> **Records for this exercise**
----

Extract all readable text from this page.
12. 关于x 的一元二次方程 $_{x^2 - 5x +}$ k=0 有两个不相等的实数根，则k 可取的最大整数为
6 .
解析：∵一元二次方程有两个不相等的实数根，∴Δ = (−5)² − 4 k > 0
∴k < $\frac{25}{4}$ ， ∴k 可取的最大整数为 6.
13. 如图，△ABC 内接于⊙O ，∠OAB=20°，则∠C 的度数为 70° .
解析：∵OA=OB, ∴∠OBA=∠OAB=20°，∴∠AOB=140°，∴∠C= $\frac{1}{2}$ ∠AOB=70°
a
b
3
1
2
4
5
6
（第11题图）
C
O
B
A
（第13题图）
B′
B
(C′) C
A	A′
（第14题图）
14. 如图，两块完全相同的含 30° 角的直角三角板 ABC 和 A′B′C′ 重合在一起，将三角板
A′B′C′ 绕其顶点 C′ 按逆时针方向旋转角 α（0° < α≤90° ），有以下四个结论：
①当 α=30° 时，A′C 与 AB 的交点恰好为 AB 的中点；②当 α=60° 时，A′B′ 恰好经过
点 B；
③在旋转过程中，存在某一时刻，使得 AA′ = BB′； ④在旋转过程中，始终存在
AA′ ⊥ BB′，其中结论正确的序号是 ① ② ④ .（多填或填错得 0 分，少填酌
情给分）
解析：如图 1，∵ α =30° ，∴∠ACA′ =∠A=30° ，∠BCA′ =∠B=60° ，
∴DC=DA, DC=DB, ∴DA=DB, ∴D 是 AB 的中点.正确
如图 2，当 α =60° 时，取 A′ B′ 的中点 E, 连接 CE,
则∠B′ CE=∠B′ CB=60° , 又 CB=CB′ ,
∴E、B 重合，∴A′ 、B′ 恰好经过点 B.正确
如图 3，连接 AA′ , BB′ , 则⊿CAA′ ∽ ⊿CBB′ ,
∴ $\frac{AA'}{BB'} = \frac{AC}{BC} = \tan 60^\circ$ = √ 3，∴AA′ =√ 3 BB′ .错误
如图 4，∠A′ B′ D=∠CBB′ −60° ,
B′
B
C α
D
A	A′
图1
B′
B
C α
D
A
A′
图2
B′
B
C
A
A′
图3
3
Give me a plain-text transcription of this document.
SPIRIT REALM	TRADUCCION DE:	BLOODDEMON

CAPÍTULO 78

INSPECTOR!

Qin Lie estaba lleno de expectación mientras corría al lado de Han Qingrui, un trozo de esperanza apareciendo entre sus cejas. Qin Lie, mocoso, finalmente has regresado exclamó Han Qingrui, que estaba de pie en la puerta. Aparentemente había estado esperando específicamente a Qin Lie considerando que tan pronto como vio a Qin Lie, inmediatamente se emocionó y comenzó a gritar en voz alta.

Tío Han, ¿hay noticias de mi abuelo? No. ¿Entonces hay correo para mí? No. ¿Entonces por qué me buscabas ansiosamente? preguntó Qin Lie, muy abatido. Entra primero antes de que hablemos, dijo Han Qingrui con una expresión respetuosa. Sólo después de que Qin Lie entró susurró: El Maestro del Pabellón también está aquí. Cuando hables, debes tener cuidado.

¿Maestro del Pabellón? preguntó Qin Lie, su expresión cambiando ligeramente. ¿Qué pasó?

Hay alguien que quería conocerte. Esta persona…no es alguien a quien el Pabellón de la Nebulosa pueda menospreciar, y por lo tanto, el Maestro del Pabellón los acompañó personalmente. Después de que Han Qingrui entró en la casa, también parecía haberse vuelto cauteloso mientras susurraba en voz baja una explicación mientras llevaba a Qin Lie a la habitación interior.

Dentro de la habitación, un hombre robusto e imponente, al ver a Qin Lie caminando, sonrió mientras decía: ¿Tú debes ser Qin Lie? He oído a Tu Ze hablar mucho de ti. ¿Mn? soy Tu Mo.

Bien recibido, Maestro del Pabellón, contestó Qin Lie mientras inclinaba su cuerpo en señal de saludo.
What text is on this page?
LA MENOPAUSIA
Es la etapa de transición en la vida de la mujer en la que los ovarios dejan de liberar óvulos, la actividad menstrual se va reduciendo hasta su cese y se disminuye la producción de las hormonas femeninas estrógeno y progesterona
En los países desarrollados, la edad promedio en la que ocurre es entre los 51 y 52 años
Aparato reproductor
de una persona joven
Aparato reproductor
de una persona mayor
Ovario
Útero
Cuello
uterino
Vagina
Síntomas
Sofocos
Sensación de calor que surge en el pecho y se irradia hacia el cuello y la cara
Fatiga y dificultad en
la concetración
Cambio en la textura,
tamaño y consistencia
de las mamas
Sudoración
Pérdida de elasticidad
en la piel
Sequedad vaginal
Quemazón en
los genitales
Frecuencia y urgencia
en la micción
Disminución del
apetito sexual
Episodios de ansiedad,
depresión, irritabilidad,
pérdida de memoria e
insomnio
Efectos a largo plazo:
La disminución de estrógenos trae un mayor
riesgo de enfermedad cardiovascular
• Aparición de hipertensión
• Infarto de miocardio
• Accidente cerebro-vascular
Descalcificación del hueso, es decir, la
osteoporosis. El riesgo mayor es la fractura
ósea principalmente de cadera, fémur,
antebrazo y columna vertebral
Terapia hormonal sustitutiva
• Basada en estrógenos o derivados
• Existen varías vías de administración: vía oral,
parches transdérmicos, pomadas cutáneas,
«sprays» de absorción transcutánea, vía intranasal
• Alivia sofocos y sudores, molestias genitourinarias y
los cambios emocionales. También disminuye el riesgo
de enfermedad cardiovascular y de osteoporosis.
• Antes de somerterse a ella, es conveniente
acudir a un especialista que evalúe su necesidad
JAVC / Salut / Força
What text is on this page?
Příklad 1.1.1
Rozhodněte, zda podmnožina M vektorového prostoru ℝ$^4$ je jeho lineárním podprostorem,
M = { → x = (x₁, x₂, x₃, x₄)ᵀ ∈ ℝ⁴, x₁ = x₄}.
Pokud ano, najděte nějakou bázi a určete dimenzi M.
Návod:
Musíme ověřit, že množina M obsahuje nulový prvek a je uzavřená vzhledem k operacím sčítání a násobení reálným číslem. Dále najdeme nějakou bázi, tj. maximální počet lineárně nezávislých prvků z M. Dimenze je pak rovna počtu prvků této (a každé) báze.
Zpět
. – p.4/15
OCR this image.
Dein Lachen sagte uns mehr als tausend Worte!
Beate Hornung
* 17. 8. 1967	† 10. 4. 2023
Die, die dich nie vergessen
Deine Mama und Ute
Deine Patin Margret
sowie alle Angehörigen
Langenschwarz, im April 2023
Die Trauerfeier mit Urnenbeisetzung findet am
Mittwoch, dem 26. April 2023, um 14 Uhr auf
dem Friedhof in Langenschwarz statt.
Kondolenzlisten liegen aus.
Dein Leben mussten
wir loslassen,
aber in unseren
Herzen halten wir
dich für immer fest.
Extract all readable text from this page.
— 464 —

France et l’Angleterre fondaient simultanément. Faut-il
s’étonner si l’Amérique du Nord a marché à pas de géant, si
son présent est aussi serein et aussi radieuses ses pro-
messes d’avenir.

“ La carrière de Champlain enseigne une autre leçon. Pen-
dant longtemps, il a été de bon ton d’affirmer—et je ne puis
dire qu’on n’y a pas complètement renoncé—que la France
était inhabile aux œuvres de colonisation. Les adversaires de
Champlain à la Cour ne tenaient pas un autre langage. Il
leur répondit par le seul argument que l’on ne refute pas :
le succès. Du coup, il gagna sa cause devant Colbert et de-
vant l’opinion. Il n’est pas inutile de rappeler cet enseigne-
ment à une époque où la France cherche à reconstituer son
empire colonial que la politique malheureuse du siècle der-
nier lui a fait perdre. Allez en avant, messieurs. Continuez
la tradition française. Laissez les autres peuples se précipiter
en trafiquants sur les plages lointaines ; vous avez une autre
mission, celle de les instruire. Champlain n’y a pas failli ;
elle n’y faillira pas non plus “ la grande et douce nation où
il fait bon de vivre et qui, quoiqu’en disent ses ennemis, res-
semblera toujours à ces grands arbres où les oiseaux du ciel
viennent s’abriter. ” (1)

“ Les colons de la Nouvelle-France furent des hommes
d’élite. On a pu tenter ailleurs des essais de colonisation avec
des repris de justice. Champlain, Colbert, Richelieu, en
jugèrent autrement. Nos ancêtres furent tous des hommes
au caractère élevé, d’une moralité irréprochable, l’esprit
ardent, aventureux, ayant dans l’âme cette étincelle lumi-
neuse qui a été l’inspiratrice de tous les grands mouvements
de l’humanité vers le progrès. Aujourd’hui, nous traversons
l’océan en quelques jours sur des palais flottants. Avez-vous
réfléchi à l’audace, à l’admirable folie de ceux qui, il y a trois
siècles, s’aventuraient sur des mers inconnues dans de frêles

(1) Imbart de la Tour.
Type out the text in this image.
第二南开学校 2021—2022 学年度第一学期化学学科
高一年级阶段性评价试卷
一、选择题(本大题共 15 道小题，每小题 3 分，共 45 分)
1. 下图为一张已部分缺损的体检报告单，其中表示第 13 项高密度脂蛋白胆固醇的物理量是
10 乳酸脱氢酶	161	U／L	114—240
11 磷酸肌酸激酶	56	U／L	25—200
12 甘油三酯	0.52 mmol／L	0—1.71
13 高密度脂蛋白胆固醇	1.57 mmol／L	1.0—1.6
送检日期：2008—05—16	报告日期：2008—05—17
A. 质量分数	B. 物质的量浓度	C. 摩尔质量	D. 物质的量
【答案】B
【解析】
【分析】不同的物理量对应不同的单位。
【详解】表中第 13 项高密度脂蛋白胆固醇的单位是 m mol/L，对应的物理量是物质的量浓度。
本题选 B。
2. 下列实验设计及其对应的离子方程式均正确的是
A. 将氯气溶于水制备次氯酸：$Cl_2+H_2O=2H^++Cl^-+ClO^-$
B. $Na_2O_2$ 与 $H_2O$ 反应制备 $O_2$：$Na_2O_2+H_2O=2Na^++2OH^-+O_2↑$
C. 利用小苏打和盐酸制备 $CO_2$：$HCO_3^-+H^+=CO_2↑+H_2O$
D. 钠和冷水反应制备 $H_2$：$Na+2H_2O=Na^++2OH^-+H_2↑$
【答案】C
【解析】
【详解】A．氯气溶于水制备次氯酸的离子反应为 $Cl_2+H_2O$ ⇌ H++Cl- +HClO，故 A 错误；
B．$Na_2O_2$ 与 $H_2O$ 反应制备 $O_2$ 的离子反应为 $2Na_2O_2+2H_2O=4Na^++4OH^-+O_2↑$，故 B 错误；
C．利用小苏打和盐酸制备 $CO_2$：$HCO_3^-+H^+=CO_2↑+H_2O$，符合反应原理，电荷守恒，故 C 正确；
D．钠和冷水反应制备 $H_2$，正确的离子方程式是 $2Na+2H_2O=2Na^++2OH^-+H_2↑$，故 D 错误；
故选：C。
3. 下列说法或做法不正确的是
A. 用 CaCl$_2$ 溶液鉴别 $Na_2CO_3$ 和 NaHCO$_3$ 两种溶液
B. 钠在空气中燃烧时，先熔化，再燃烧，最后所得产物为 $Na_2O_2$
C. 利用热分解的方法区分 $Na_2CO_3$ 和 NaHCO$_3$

----

Copy every line in the entries above that has the string "preguntó" in it.

> **Exercise response**
Tío Han, ¿hay noticias de mi abuelo? No. ¿Entonces hay correo para mí? No. ¿Entonces por qué me buscabas ansiosamente? preguntó Qin Lie, muy abatido. Entra primero antes de que hablemos, dijo Han Qingrui con una expresión respetuosa. Sólo después de que Qin Lie entró susurró: El Maestro del Pabellón también está aquí. Cuando hables, debes tener cuidado.
¿Maestro del Pabellón? preguntó Qin Lie, su expresión cambiando ligeramente. ¿Qué pasó?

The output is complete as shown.